## TASK STATEMENT
Set the listing down again exactly, please, apart from its pictures.

## INPUT RECORDS
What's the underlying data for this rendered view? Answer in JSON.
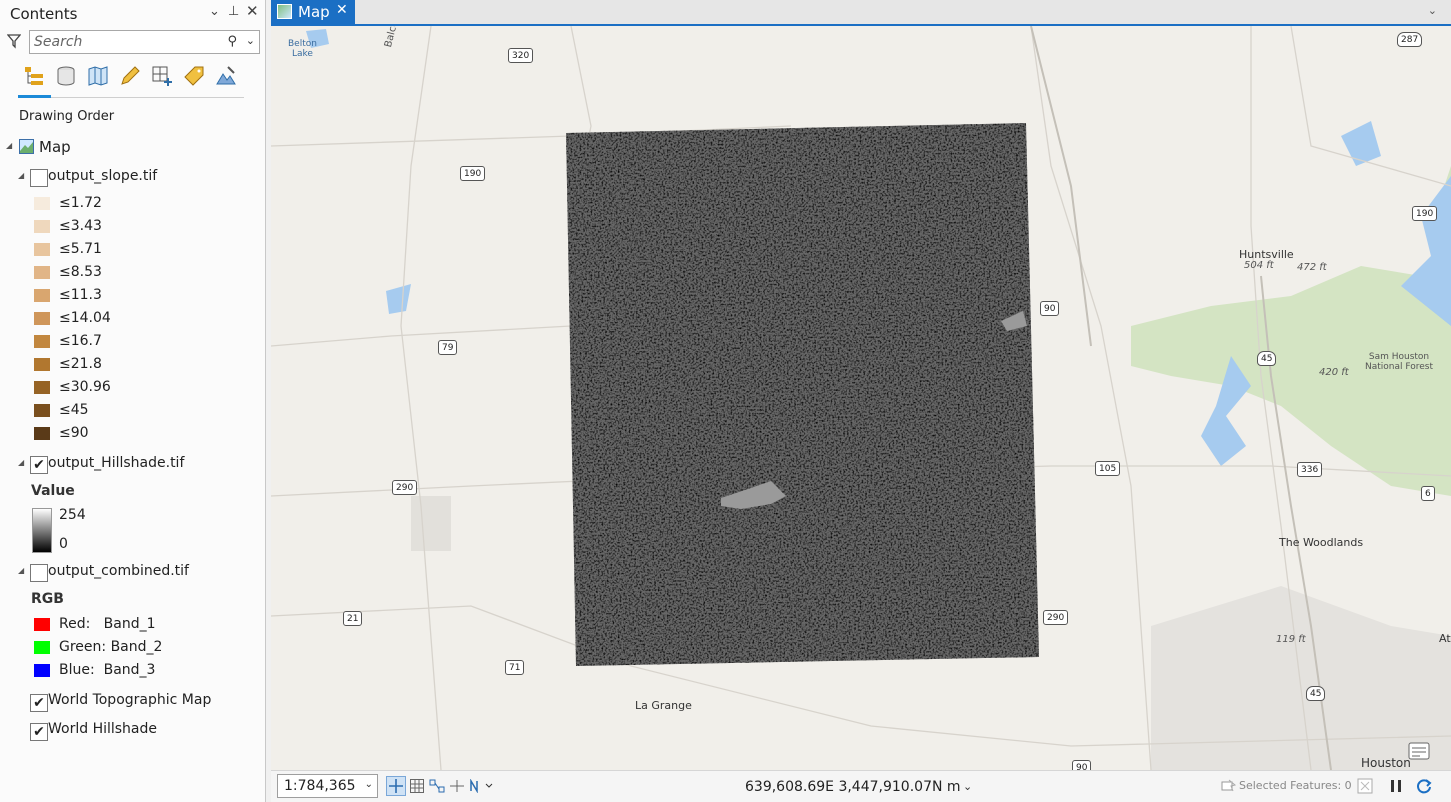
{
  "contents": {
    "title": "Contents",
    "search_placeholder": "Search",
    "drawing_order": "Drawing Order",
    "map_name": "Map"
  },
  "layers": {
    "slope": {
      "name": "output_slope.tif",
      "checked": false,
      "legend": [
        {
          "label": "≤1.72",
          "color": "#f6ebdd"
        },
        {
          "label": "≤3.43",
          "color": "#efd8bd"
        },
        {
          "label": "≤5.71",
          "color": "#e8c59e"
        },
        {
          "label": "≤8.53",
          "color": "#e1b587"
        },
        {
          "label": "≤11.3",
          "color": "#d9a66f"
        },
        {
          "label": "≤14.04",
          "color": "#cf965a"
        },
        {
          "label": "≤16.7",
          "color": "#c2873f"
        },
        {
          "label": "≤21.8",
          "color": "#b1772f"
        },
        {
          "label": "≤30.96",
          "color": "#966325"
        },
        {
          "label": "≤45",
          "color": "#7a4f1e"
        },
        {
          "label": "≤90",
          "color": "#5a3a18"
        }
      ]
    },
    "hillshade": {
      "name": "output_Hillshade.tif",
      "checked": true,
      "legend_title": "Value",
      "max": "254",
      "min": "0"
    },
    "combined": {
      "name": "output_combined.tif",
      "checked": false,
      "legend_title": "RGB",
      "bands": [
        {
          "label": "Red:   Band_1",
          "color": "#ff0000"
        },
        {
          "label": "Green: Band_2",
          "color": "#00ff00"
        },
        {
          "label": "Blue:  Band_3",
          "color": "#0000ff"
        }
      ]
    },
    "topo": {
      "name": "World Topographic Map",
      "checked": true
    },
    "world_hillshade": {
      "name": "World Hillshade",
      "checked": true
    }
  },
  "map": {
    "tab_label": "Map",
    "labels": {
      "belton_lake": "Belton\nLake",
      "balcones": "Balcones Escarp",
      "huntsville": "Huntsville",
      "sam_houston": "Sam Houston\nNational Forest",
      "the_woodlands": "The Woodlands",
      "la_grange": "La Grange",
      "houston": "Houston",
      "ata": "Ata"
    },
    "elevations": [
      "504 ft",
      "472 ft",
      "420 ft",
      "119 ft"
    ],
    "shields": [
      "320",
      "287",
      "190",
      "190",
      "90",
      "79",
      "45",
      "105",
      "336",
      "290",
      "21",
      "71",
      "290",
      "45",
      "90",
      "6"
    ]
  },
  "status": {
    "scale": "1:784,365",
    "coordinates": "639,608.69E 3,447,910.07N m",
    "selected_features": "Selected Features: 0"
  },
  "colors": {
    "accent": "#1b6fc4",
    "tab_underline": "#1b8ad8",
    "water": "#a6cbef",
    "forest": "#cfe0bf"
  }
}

## FINAL RESULT
What's the underlying data for this rendered view? Answer in JSON.
{
  "contents": {
    "title": "Contents",
    "search_placeholder": "Search",
    "drawing_order": "Drawing Order",
    "map_name": "Map"
  },
  "layers": {
    "slope": {
      "name": "output_slope.tif",
      "checked": false,
      "legend": [
        {
          "label": "≤1.72",
          "color": "#f6ebdd"
        },
        {
          "label": "≤3.43",
          "color": "#efd8bd"
        },
        {
          "label": "≤5.71",
          "color": "#e8c59e"
        },
        {
          "label": "≤8.53",
          "color": "#e1b587"
        },
        {
          "label": "≤11.3",
          "color": "#d9a66f"
        },
        {
          "label": "≤14.04",
          "color": "#cf965a"
        },
        {
          "label": "≤16.7",
          "color": "#c2873f"
        },
        {
          "label": "≤21.8",
          "color": "#b1772f"
        },
        {
          "label": "≤30.96",
          "color": "#966325"
        },
        {
          "label": "≤45",
          "color": "#7a4f1e"
        },
        {
          "label": "≤90",
          "color": "#5a3a18"
        }
      ]
    },
    "hillshade": {
      "name": "output_Hillshade.tif",
      "checked": true,
      "legend_title": "Value",
      "max": "254",
      "min": "0"
    },
    "combined": {
      "name": "output_combined.tif",
      "checked": false,
      "legend_title": "RGB",
      "bands": [
        {
          "label": "Red:   Band_1",
          "color": "#ff0000"
        },
        {
          "label": "Green: Band_2",
          "color": "#00ff00"
        },
        {
          "label": "Blue:  Band_3",
          "color": "#0000ff"
        }
      ]
    },
    "topo": {
      "name": "World Topographic Map",
      "checked": true
    },
    "world_hillshade": {
      "name": "World Hillshade",
      "checked": true
    }
  },
  "map": {
    "tab_label": "Map",
    "labels": {
      "belton_lake": "Belton\nLake",
      "balcones": "Balcones Escarp",
      "huntsville": "Huntsville",
      "sam_houston": "Sam Houston\nNational Forest",
      "the_woodlands": "The Woodlands",
      "la_grange": "La Grange",
      "houston": "Houston",
      "ata": "Ata"
    },
    "elevations": [
      "504 ft",
      "472 ft",
      "420 ft",
      "119 ft"
    ],
    "shields": [
      "320",
      "287",
      "190",
      "190",
      "90",
      "79",
      "45",
      "105",
      "336",
      "290",
      "21",
      "71",
      "290",
      "45",
      "90",
      "6"
    ]
  },
  "status": {
    "scale": "1:784,365",
    "coordinates": "639,608.69E 3,447,910.07N m",
    "selected_features": "Selected Features: 0"
  },
  "colors": {
    "accent": "#1b6fc4",
    "tab_underline": "#1b8ad8",
    "water": "#a6cbef",
    "forest": "#cfe0bf"
  }
}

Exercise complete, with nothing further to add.